▶ **Do this**:
Skip the pictures. Reproduce all other material exactly.

[Data extracted from a collection]
# # # # #
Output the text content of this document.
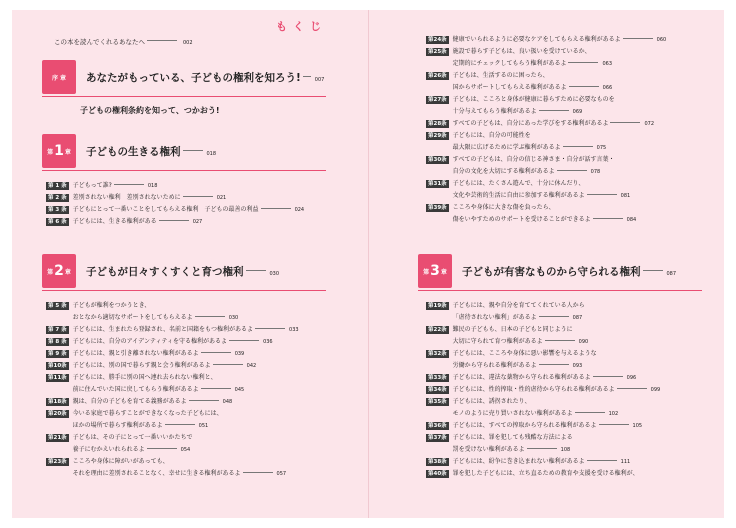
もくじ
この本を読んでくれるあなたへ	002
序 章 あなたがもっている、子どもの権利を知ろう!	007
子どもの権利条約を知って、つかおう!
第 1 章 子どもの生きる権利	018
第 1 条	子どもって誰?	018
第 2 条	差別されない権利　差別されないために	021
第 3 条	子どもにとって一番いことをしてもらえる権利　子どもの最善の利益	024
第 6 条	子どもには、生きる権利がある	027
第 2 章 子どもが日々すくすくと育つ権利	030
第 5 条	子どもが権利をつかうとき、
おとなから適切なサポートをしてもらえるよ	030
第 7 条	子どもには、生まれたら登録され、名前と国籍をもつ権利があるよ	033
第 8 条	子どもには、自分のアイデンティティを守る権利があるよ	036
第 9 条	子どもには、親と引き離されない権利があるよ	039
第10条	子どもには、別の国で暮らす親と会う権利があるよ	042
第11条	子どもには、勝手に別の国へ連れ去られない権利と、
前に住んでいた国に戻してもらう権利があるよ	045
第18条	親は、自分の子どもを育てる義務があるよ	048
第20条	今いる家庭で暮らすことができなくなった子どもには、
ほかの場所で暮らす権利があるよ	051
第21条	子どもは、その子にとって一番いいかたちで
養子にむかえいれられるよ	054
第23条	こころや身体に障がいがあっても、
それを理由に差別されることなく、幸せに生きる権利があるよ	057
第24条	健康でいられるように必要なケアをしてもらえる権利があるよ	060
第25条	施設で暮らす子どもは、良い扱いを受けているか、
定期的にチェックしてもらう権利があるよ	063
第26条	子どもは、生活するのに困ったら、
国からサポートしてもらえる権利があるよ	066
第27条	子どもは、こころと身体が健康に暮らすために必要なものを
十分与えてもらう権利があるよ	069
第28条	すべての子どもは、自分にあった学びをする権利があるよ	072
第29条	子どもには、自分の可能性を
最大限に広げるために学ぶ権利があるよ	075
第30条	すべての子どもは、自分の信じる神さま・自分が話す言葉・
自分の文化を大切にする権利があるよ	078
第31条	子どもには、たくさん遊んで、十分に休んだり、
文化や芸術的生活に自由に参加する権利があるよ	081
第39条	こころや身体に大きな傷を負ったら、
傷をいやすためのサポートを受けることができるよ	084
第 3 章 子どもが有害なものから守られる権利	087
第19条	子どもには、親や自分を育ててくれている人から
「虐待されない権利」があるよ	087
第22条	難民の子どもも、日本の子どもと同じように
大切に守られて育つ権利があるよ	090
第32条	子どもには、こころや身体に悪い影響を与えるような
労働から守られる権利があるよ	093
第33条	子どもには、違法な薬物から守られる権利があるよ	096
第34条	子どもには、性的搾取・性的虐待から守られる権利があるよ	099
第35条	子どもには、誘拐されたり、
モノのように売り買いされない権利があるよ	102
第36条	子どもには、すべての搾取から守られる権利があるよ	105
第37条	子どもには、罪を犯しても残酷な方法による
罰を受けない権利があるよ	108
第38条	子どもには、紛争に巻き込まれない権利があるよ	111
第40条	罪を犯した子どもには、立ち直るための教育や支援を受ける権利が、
# # # # #
▶ **Output for this task**:
Output the text content of this document.
もくじ
この本を読んでくれるあなたへ	002
序 章 あなたがもっている、子どもの権利を知ろう!	007
子どもの権利条約を知って、つかおう!
第 1 章 子どもの生きる権利	018
第 1 条	子どもって誰?	018
第 2 条	差別されない権利　差別されないために	021
第 3 条	子どもにとって一番いことをしてもらえる権利　子どもの最善の利益	024
第 6 条	子どもには、生きる権利がある	027
第 2 章 子どもが日々すくすくと育つ権利	030
第 5 条	子どもが権利をつかうとき、
おとなから適切なサポートをしてもらえるよ	030
第 7 条	子どもには、生まれたら登録され、名前と国籍をもつ権利があるよ	033
第 8 条	子どもには、自分のアイデンティティを守る権利があるよ	036
第 9 条	子どもには、親と引き離されない権利があるよ	039
第10条	子どもには、別の国で暮らす親と会う権利があるよ	042
第11条	子どもには、勝手に別の国へ連れ去られない権利と、
前に住んでいた国に戻してもらう権利があるよ	045
第18条	親は、自分の子どもを育てる義務があるよ	048
第20条	今いる家庭で暮らすことができなくなった子どもには、
ほかの場所で暮らす権利があるよ	051
第21条	子どもは、その子にとって一番いいかたちで
養子にむかえいれられるよ	054
第23条	こころや身体に障がいがあっても、
それを理由に差別されることなく、幸せに生きる権利があるよ	057
第24条	健康でいられるように必要なケアをしてもらえる権利があるよ	060
第25条	施設で暮らす子どもは、良い扱いを受けているか、
定期的にチェックしてもらう権利があるよ	063
第26条	子どもは、生活するのに困ったら、
国からサポートしてもらえる権利があるよ	066
第27条	子どもは、こころと身体が健康に暮らすために必要なものを
十分与えてもらう権利があるよ	069
第28条	すべての子どもは、自分にあった学びをする権利があるよ	072
第29条	子どもには、自分の可能性を
最大限に広げるために学ぶ権利があるよ	075
第30条	すべての子どもは、自分の信じる神さま・自分が話す言葉・
自分の文化を大切にする権利があるよ	078
第31条	子どもには、たくさん遊んで、十分に休んだり、
文化や芸術的生活に自由に参加する権利があるよ	081
第39条	こころや身体に大きな傷を負ったら、
傷をいやすためのサポートを受けることができるよ	084
第 3 章 子どもが有害なものから守られる権利	087
第19条	子どもには、親や自分を育ててくれている人から
「虐待されない権利」があるよ	087
第22条	難民の子どもも、日本の子どもと同じように
大切に守られて育つ権利があるよ	090
第32条	子どもには、こころや身体に悪い影響を与えるような
労働から守られる権利があるよ	093
第33条	子どもには、違法な薬物から守られる権利があるよ	096
第34条	子どもには、性的搾取・性的虐待から守られる権利があるよ	099
第35条	子どもには、誘拐されたり、
モノのように売り買いされない権利があるよ	102
第36条	子どもには、すべての搾取から守られる権利があるよ	105
第37条	子どもには、罪を犯しても残酷な方法による
罰を受けない権利があるよ	108
第38条	子どもには、紛争に巻き込まれない権利があるよ	111
第40条	罪を犯した子どもには、立ち直るための教育や支援を受ける権利が、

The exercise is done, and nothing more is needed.